---------- THE DATA
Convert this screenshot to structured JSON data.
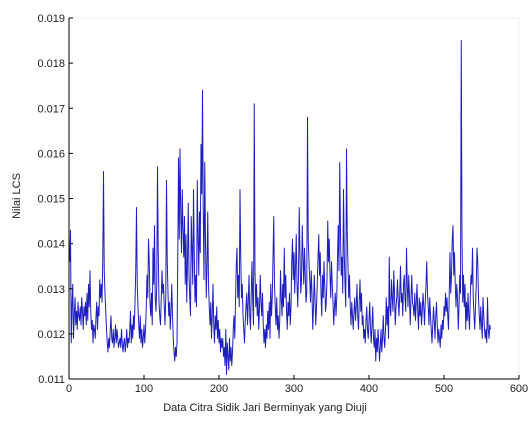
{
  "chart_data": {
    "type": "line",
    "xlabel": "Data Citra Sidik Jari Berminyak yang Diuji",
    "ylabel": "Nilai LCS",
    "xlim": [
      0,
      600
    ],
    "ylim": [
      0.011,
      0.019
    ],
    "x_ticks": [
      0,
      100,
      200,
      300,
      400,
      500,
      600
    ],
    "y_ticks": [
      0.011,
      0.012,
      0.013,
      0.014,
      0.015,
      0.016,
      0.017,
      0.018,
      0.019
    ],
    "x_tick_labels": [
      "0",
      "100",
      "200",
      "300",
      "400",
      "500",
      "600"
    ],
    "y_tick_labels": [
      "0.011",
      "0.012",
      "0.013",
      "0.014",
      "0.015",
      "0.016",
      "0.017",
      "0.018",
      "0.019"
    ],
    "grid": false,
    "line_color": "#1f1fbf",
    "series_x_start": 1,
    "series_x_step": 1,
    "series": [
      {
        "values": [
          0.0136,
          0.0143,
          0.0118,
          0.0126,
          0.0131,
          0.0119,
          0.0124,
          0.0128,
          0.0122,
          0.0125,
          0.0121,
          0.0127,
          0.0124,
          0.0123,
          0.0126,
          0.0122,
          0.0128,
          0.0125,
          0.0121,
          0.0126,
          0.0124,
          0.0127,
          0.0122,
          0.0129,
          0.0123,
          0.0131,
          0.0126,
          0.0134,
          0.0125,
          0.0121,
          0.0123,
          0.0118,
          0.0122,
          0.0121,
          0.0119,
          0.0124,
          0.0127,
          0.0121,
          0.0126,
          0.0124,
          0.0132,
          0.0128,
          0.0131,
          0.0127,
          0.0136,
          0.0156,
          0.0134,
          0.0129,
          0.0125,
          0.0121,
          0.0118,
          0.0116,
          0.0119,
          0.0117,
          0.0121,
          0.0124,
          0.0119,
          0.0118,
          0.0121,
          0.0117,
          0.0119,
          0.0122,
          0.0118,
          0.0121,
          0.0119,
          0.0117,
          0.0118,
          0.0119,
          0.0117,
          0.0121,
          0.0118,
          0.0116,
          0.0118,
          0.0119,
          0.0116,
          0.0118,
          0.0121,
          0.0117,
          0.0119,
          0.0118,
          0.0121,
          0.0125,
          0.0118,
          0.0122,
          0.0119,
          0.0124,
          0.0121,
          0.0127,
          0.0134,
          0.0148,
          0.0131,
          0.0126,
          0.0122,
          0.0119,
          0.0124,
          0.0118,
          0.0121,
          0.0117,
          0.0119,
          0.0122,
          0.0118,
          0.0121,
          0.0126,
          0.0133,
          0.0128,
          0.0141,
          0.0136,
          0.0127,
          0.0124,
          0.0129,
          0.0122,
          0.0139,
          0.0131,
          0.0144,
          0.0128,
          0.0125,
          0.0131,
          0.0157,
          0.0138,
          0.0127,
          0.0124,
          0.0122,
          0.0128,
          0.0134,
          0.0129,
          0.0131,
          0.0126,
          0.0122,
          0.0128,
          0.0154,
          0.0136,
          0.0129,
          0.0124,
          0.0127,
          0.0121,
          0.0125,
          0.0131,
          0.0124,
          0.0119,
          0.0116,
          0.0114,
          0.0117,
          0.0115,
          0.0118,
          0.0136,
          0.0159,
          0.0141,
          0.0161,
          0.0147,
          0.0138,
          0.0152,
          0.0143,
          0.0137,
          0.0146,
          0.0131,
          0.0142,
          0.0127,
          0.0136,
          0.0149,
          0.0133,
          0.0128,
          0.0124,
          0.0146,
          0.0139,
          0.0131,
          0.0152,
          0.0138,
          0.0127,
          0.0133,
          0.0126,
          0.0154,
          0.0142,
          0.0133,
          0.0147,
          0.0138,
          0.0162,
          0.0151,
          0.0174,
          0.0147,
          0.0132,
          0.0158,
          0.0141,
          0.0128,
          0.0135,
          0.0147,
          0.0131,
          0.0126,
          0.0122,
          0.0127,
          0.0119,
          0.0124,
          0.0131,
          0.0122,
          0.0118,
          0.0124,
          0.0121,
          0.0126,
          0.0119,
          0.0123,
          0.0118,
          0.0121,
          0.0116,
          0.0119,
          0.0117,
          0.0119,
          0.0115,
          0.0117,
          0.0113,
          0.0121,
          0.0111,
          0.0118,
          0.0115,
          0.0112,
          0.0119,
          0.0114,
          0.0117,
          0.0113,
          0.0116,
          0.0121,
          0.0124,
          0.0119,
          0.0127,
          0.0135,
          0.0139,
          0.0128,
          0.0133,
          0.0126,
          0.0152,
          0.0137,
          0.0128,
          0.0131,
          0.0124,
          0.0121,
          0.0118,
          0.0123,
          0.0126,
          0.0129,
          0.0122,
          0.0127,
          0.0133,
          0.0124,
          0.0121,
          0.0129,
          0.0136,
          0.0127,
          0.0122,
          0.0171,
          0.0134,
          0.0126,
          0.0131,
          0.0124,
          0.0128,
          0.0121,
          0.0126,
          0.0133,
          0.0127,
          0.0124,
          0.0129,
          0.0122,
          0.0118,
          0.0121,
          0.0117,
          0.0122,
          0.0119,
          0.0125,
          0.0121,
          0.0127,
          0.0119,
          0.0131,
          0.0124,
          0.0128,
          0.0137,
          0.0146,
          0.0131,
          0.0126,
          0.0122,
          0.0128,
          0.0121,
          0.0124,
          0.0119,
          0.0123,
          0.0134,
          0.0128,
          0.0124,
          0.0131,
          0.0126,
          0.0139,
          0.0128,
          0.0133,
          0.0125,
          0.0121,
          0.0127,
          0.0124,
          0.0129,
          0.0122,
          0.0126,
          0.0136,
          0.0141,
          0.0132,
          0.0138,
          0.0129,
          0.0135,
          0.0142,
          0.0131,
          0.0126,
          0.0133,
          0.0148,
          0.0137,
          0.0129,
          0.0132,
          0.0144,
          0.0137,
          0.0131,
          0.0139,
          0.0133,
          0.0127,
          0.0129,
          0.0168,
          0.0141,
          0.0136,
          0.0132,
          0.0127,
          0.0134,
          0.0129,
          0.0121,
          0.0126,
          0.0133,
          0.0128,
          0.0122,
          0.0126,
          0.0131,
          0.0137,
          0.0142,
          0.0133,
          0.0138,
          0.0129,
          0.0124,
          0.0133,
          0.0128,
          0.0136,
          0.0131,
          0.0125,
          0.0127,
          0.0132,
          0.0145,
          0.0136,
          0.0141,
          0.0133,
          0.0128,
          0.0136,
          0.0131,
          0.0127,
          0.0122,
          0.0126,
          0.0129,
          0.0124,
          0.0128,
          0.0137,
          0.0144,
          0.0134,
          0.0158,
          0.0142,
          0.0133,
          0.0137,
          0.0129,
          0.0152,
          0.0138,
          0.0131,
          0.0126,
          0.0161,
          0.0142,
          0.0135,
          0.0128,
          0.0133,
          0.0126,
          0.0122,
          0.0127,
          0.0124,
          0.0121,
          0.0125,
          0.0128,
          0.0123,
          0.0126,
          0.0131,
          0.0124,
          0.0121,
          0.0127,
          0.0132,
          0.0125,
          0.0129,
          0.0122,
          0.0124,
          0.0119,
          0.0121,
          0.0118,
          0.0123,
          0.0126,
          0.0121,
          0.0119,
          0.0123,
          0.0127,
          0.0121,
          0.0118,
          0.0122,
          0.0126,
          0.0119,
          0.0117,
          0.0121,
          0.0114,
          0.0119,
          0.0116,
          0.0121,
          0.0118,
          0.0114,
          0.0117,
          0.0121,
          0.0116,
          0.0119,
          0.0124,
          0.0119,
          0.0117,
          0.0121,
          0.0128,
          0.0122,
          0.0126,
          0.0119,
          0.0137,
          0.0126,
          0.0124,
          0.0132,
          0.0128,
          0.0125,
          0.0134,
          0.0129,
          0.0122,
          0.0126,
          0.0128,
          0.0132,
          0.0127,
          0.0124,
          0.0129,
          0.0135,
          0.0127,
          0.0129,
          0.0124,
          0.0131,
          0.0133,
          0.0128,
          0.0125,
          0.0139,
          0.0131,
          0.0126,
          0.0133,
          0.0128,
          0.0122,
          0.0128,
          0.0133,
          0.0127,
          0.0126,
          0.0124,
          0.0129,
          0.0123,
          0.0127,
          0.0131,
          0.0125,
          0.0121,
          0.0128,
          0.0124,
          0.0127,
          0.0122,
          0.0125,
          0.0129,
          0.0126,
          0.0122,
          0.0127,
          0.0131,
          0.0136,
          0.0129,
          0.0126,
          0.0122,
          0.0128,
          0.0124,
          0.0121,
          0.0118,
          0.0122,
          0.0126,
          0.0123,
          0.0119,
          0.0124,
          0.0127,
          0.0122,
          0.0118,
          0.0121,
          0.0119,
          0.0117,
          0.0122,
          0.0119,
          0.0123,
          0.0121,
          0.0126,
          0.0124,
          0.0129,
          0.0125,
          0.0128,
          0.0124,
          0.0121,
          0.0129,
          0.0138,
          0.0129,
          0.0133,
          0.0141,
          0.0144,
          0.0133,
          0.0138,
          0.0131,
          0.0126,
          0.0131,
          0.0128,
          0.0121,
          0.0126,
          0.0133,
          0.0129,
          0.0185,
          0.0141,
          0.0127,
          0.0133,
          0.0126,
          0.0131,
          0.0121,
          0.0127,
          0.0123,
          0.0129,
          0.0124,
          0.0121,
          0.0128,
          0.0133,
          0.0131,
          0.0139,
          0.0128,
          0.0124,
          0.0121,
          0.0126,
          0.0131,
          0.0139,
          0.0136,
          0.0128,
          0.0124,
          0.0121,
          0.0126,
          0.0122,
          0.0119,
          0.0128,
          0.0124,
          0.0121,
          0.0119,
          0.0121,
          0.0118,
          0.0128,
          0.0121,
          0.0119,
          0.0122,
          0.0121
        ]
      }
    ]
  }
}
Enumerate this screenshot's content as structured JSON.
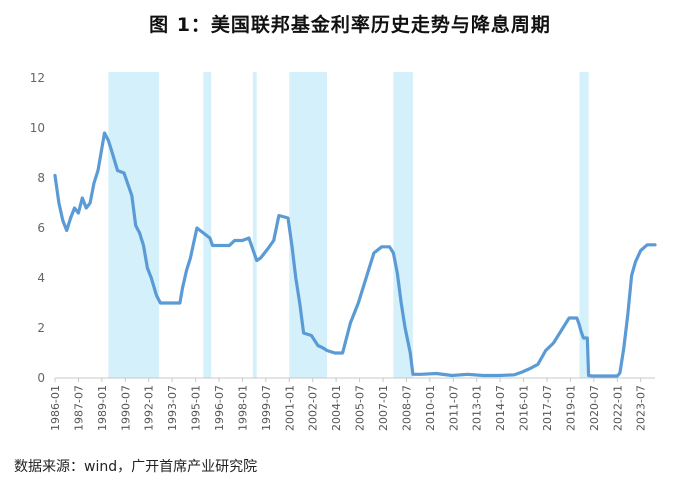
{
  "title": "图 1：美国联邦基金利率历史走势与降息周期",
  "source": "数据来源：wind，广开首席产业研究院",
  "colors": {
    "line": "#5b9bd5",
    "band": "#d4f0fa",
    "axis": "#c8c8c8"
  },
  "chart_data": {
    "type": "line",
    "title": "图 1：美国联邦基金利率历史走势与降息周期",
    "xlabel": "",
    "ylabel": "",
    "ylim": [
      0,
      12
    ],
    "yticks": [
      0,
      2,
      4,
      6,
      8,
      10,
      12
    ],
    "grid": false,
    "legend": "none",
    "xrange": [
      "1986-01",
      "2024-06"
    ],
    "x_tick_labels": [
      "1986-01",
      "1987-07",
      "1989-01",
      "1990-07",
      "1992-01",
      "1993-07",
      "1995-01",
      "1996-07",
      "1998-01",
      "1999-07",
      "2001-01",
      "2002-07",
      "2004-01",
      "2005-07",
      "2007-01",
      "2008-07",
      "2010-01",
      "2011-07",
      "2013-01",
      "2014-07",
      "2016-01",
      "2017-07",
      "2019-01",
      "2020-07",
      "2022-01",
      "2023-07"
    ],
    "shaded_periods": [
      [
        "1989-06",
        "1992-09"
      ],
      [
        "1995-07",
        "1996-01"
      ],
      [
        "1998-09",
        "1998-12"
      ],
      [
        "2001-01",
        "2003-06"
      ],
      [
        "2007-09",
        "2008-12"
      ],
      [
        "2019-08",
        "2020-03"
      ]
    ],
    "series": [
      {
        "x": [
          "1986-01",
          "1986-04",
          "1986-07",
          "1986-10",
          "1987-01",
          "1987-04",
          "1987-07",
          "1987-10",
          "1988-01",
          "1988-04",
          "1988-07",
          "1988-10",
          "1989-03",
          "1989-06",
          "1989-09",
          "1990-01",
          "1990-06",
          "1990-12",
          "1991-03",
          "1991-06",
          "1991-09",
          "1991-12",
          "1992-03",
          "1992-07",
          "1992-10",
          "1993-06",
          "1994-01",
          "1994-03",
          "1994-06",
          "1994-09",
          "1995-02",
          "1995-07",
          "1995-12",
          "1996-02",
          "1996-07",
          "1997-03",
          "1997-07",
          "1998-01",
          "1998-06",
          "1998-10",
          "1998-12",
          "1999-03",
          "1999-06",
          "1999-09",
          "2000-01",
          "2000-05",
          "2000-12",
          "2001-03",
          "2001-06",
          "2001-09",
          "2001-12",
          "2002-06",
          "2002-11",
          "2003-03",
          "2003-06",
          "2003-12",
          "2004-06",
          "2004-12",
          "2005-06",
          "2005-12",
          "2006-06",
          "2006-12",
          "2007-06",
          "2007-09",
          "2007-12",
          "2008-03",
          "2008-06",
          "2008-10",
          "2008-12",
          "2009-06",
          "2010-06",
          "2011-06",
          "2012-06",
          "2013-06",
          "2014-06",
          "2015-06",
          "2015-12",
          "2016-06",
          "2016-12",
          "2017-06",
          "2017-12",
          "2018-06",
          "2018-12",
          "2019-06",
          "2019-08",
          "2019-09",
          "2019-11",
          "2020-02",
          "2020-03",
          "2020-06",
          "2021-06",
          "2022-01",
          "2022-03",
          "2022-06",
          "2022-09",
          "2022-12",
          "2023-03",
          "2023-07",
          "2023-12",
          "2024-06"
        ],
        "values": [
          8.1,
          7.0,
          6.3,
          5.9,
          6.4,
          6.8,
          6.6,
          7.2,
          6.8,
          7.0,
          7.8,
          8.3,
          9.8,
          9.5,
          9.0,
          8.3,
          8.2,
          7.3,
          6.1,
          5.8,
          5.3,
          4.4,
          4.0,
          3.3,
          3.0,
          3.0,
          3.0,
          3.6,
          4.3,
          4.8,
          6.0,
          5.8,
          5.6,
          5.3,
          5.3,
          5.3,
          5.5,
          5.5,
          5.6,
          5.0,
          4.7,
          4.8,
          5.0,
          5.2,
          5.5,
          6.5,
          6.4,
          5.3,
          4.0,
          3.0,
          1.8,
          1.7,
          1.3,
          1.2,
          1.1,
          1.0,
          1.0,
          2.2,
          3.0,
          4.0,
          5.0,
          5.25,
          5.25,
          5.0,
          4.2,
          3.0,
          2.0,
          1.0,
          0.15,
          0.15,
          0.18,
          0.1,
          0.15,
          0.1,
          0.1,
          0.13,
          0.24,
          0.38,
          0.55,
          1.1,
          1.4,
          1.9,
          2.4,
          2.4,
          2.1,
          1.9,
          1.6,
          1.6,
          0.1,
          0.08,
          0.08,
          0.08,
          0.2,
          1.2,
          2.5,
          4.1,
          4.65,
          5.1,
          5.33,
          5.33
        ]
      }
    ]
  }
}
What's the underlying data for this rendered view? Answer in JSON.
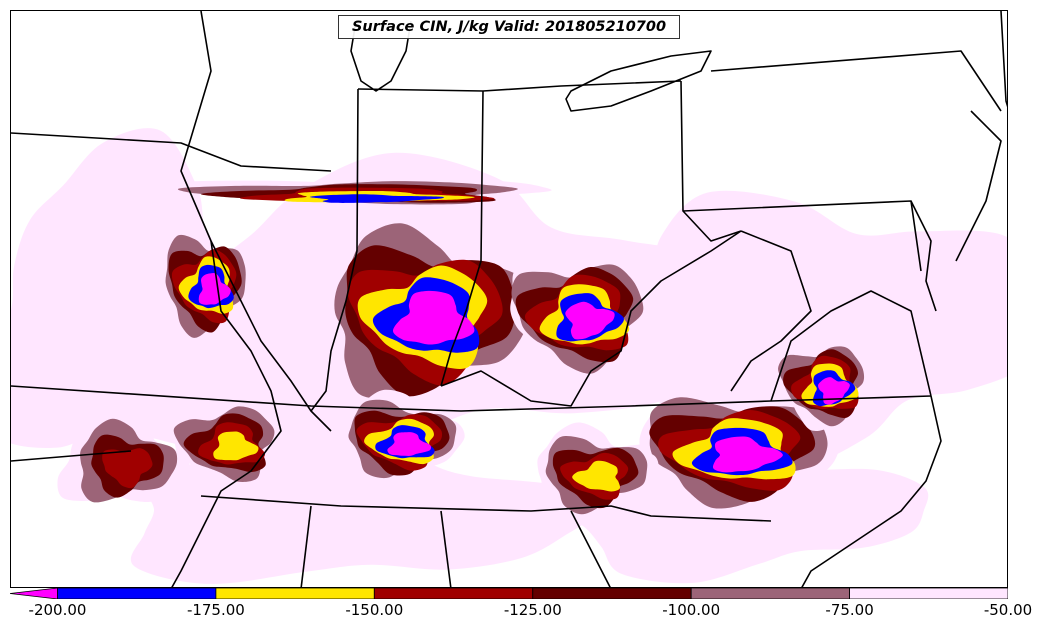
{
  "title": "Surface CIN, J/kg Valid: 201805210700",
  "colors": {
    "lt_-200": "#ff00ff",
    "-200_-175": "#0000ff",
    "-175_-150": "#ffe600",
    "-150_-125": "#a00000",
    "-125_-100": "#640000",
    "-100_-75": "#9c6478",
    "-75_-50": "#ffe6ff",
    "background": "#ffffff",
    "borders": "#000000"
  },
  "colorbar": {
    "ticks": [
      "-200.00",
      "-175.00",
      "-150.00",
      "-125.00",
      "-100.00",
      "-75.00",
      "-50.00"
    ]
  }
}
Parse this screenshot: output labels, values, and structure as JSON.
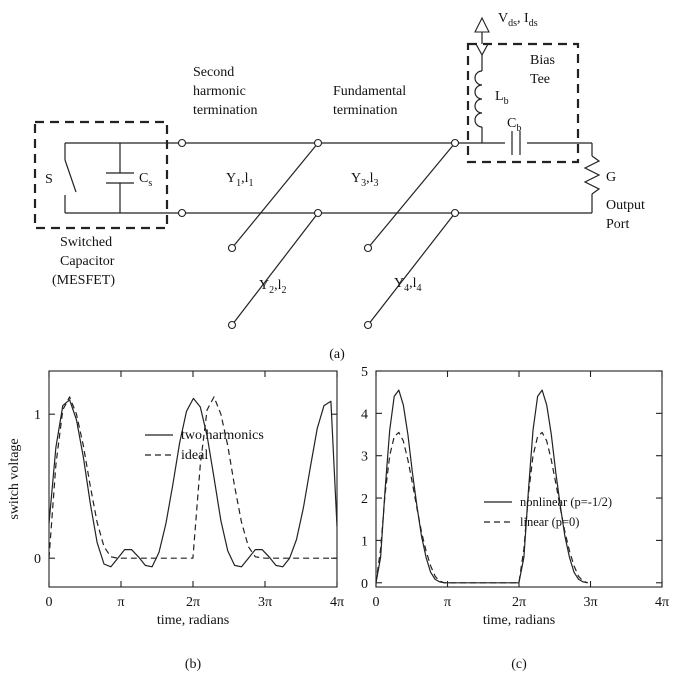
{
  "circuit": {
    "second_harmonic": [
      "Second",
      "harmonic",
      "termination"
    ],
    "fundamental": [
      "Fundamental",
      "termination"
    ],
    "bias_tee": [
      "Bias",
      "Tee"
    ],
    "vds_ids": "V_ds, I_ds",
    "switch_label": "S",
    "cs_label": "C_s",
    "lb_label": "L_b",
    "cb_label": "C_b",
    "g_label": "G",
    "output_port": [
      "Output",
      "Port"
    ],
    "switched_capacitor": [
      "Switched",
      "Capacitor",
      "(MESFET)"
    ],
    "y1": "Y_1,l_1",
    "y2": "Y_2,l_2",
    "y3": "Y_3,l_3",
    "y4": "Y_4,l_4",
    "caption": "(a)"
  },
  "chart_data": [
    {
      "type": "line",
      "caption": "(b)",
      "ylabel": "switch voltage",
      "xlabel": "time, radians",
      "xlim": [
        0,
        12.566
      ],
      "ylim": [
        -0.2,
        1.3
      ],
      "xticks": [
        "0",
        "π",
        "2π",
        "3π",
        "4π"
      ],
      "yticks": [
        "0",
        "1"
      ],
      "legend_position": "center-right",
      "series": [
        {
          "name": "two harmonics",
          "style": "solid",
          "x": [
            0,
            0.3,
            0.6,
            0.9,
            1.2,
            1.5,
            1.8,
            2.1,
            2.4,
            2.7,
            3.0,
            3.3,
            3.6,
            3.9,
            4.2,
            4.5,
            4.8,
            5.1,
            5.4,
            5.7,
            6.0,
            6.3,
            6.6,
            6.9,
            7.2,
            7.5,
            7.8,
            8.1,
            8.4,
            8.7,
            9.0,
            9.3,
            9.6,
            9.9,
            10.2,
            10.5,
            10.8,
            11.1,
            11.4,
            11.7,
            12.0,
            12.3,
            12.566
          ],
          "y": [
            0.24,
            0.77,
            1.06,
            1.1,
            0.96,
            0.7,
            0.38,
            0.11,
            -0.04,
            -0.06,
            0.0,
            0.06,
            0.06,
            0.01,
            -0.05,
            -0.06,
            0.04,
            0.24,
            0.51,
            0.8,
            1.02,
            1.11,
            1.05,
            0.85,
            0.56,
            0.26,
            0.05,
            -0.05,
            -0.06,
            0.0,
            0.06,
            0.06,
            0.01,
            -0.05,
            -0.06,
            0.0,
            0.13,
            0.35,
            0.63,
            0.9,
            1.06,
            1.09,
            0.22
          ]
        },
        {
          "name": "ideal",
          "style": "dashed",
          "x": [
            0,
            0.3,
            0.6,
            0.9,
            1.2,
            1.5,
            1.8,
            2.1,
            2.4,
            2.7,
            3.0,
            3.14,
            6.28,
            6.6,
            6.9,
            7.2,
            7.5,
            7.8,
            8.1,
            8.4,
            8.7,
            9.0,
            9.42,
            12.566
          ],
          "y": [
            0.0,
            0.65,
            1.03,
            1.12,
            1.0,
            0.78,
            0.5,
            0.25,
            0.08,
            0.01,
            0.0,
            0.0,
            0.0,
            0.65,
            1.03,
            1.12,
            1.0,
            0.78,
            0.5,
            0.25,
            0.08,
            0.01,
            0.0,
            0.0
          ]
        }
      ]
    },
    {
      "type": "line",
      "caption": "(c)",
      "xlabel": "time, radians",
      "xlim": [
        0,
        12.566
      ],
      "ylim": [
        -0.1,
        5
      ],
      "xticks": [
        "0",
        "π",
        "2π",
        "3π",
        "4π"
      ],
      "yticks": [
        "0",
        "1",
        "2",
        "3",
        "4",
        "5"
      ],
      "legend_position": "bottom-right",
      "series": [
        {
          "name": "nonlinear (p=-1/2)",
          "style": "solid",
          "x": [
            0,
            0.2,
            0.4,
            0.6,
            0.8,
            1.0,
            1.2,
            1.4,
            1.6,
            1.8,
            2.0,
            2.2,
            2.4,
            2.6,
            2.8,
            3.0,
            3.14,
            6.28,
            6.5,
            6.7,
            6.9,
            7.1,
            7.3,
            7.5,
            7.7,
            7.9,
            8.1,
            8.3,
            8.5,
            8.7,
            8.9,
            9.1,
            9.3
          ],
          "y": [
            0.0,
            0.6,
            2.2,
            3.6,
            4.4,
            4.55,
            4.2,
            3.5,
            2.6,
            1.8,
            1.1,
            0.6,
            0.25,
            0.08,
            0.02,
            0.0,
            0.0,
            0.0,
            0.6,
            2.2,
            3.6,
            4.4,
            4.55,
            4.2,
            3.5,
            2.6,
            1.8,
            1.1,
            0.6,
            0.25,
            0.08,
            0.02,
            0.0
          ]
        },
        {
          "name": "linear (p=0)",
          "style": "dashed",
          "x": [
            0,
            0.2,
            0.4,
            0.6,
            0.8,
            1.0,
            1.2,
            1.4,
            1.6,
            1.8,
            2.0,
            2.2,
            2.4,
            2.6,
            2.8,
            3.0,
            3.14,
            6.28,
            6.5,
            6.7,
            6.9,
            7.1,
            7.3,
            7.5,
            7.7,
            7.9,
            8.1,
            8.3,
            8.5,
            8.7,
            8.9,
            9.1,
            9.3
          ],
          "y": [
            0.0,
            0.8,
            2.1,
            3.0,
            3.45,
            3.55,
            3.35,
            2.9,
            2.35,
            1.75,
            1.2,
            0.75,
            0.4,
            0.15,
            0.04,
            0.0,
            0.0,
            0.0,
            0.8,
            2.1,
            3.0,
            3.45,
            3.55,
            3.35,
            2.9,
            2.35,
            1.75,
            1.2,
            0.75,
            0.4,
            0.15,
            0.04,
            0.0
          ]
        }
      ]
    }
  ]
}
--------------------
### TASK OBJECTIVE
Where a line of the material above holds the string "name", copy that line.

### SOLUTION
          "name": "two harmonics",
          "name": "ideal",
          "name": "nonlinear (p=-1/2)",
          "name": "linear (p=0)",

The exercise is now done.